• Requirements:
Retype every entry exactly, character for character.

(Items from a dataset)

-=-=-=-=-

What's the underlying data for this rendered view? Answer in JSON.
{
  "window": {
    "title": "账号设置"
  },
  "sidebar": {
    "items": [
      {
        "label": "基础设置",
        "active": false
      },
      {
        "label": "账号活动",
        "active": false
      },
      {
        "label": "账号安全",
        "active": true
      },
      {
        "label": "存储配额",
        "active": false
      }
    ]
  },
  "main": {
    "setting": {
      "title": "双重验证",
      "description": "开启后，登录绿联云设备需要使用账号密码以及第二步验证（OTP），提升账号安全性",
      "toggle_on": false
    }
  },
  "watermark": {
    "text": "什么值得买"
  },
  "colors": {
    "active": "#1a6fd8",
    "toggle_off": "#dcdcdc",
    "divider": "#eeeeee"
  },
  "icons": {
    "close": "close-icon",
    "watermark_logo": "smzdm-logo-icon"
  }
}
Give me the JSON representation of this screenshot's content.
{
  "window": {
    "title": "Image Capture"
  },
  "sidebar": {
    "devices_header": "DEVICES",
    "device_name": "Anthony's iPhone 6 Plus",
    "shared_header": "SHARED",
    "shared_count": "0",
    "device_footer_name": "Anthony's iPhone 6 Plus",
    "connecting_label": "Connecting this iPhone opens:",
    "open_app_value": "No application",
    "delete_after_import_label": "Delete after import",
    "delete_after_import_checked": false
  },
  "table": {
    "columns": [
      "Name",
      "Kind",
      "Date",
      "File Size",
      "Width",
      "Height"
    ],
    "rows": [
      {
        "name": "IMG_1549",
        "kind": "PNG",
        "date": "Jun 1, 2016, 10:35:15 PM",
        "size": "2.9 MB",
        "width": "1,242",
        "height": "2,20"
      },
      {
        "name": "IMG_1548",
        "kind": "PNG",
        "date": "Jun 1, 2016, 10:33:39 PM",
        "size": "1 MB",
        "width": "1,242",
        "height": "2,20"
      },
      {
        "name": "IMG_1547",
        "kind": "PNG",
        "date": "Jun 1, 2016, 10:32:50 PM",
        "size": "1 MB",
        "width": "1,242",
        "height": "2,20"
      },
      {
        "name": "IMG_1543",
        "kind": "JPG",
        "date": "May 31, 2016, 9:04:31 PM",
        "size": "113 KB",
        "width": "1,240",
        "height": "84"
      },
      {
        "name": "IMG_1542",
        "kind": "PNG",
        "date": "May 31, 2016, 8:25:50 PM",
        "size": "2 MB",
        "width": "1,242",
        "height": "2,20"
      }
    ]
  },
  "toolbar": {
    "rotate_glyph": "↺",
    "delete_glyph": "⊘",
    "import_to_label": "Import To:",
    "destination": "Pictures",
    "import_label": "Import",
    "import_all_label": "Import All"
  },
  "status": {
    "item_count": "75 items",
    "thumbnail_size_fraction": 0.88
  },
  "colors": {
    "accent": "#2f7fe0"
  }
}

-=-=-=-=-

• Solved exercise:
What's the underlying data for this rendered view? Answer in JSON.
{
  "window": {
    "title": "账号设置"
  },
  "sidebar": {
    "items": [
      {
        "label": "基础设置",
        "active": false
      },
      {
        "label": "账号活动",
        "active": false
      },
      {
        "label": "账号安全",
        "active": true
      },
      {
        "label": "存储配额",
        "active": false
      }
    ]
  },
  "main": {
    "setting": {
      "title": "双重验证",
      "description": "开启后，登录绿联云设备需要使用账号密码以及第二步验证（OTP），提升账号安全性",
      "toggle_on": false
    }
  },
  "watermark": {
    "text": "什么值得买"
  },
  "colors": {
    "active": "#1a6fd8",
    "toggle_off": "#dcdcdc",
    "divider": "#eeeeee"
  },
  "icons": {
    "close": "close-icon",
    "watermark_logo": "smzdm-logo-icon"
  }
}
Give me the JSON representation of this screenshot's content.
{
  "window": {
    "title": "Image Capture"
  },
  "sidebar": {
    "devices_header": "DEVICES",
    "device_name": "Anthony's iPhone 6 Plus",
    "shared_header": "SHARED",
    "shared_count": "0",
    "device_footer_name": "Anthony's iPhone 6 Plus",
    "connecting_label": "Connecting this iPhone opens:",
    "open_app_value": "No application",
    "delete_after_import_label": "Delete after import",
    "delete_after_import_checked": false
  },
  "table": {
    "columns": [
      "Name",
      "Kind",
      "Date",
      "File Size",
      "Width",
      "Height"
    ],
    "rows": [
      {
        "name": "IMG_1549",
        "kind": "PNG",
        "date": "Jun 1, 2016, 10:35:15 PM",
        "size": "2.9 MB",
        "width": "1,242",
        "height": "2,20"
      },
      {
        "name": "IMG_1548",
        "kind": "PNG",
        "date": "Jun 1, 2016, 10:33:39 PM",
        "size": "1 MB",
        "width": "1,242",
        "height": "2,20"
      },
      {
        "name": "IMG_1547",
        "kind": "PNG",
        "date": "Jun 1, 2016, 10:32:50 PM",
        "size": "1 MB",
        "width": "1,242",
        "height": "2,20"
      },
      {
        "name": "IMG_1543",
        "kind": "JPG",
        "date": "May 31, 2016, 9:04:31 PM",
        "size": "113 KB",
        "width": "1,240",
        "height": "84"
      },
      {
        "name": "IMG_1542",
        "kind": "PNG",
        "date": "May 31, 2016, 8:25:50 PM",
        "size": "2 MB",
        "width": "1,242",
        "height": "2,20"
      }
    ]
  },
  "toolbar": {
    "rotate_glyph": "↺",
    "delete_glyph": "⊘",
    "import_to_label": "Import To:",
    "destination": "Pictures",
    "import_label": "Import",
    "import_all_label": "Import All"
  },
  "status": {
    "item_count": "75 items",
    "thumbnail_size_fraction": 0.88
  },
  "colors": {
    "accent": "#2f7fe0"
  }
}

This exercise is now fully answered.